* **TASK REQUIREMENTS**:
Narrow the data below down to the lines containing "Mittleres".

* **RAW DATA**:
=====

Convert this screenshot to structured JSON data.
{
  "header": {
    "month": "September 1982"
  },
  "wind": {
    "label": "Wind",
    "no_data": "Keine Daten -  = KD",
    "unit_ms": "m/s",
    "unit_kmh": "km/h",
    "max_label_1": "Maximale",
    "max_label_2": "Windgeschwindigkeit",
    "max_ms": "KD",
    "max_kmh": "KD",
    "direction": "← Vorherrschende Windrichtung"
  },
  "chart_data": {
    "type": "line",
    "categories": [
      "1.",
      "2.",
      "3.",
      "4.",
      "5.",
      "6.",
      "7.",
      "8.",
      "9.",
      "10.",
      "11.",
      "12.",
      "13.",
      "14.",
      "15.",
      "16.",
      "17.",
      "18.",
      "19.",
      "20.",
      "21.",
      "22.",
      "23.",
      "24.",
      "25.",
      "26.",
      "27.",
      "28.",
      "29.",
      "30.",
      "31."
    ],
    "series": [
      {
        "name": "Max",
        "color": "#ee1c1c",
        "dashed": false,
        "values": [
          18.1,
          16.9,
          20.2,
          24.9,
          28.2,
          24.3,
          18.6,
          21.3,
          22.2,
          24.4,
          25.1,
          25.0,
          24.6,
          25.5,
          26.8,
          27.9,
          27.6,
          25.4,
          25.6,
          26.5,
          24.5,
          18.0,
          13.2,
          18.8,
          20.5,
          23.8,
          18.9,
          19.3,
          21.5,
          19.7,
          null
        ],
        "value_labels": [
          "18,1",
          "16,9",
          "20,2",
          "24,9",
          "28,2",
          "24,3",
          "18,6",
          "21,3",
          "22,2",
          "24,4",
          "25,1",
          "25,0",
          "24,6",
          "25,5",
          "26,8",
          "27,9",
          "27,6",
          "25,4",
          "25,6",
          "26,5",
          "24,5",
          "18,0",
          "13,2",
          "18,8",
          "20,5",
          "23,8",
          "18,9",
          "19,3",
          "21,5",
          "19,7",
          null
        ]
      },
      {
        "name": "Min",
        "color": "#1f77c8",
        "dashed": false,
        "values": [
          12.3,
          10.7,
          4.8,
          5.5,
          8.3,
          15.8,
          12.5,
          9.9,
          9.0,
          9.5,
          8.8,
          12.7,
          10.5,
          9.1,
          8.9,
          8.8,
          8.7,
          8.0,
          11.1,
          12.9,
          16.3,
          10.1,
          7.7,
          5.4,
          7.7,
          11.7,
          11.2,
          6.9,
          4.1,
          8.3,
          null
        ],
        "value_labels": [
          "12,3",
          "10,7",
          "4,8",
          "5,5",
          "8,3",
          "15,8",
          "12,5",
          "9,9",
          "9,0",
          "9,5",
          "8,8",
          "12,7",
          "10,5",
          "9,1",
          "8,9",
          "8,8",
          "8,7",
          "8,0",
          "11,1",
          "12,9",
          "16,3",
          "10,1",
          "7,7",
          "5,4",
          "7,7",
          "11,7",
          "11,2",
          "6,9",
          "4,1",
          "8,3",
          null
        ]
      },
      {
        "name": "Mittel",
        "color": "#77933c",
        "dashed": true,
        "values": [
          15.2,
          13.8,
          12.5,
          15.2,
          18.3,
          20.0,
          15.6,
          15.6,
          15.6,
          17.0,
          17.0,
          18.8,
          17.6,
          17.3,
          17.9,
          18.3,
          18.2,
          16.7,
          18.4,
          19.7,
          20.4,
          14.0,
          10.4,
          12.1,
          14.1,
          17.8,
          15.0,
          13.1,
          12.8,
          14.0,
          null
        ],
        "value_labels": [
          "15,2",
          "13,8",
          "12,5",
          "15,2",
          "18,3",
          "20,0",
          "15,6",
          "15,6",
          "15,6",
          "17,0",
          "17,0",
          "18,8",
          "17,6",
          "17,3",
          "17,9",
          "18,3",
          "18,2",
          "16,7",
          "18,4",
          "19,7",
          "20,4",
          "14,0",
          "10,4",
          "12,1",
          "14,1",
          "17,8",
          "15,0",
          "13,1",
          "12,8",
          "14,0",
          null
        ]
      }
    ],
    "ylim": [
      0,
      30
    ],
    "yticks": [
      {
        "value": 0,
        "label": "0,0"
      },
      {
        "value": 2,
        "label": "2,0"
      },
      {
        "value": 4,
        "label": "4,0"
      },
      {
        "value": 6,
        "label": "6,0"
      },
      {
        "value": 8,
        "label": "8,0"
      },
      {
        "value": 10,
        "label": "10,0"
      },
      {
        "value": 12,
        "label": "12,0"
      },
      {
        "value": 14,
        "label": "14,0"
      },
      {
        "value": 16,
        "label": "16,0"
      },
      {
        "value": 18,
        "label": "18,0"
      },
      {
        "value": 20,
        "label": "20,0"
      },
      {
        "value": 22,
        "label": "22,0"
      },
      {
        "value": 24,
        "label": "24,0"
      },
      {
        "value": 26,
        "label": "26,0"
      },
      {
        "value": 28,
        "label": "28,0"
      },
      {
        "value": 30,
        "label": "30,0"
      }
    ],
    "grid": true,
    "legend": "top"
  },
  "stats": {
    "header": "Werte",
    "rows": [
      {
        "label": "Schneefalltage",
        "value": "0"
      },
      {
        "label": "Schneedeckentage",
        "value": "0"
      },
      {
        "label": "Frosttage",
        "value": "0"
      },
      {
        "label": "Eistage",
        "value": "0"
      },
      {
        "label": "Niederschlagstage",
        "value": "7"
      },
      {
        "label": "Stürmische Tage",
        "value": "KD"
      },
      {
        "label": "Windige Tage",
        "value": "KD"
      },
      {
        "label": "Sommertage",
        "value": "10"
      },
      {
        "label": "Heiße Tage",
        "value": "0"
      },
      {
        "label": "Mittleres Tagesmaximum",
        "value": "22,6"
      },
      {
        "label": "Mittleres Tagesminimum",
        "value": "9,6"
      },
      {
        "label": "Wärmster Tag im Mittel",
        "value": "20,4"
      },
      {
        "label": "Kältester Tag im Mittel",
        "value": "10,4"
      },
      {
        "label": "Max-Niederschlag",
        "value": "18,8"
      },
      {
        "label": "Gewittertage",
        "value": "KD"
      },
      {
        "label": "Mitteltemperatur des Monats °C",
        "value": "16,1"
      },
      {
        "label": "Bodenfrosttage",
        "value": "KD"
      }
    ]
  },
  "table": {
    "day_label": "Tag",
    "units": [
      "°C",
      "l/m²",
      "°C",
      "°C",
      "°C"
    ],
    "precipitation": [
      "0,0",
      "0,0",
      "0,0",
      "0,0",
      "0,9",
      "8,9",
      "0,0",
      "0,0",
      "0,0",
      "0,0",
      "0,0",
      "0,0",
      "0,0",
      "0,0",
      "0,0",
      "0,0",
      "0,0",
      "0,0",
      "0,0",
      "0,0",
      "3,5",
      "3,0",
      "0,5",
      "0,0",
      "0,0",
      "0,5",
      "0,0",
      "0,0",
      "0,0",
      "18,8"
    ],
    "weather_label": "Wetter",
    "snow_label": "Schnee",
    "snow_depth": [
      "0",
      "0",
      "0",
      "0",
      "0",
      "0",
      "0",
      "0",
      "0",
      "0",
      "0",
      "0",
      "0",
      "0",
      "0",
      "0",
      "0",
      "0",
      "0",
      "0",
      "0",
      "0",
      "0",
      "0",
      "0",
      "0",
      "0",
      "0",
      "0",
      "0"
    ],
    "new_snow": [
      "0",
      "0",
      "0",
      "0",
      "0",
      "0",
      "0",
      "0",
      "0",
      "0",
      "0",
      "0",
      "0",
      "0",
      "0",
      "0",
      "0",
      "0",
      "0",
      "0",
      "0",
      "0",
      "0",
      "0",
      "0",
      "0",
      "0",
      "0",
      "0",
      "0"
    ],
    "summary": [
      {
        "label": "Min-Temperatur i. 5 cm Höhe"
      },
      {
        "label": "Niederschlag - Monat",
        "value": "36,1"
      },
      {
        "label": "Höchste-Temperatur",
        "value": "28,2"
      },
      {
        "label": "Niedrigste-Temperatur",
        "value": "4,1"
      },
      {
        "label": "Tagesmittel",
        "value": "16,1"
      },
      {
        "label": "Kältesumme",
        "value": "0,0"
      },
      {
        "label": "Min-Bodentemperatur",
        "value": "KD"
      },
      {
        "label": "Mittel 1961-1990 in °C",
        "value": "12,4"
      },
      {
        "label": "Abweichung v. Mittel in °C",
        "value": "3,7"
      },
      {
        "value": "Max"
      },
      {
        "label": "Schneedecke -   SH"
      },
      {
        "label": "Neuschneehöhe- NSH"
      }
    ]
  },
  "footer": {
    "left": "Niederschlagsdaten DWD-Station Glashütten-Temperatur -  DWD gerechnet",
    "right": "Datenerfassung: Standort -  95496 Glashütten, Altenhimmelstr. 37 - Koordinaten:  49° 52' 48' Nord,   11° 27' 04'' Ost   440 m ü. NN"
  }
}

=====

* **RESULT BELOW**:
        "label": "Mittleres Tagesmaximum",
        "label": "Mittleres Tagesminimum",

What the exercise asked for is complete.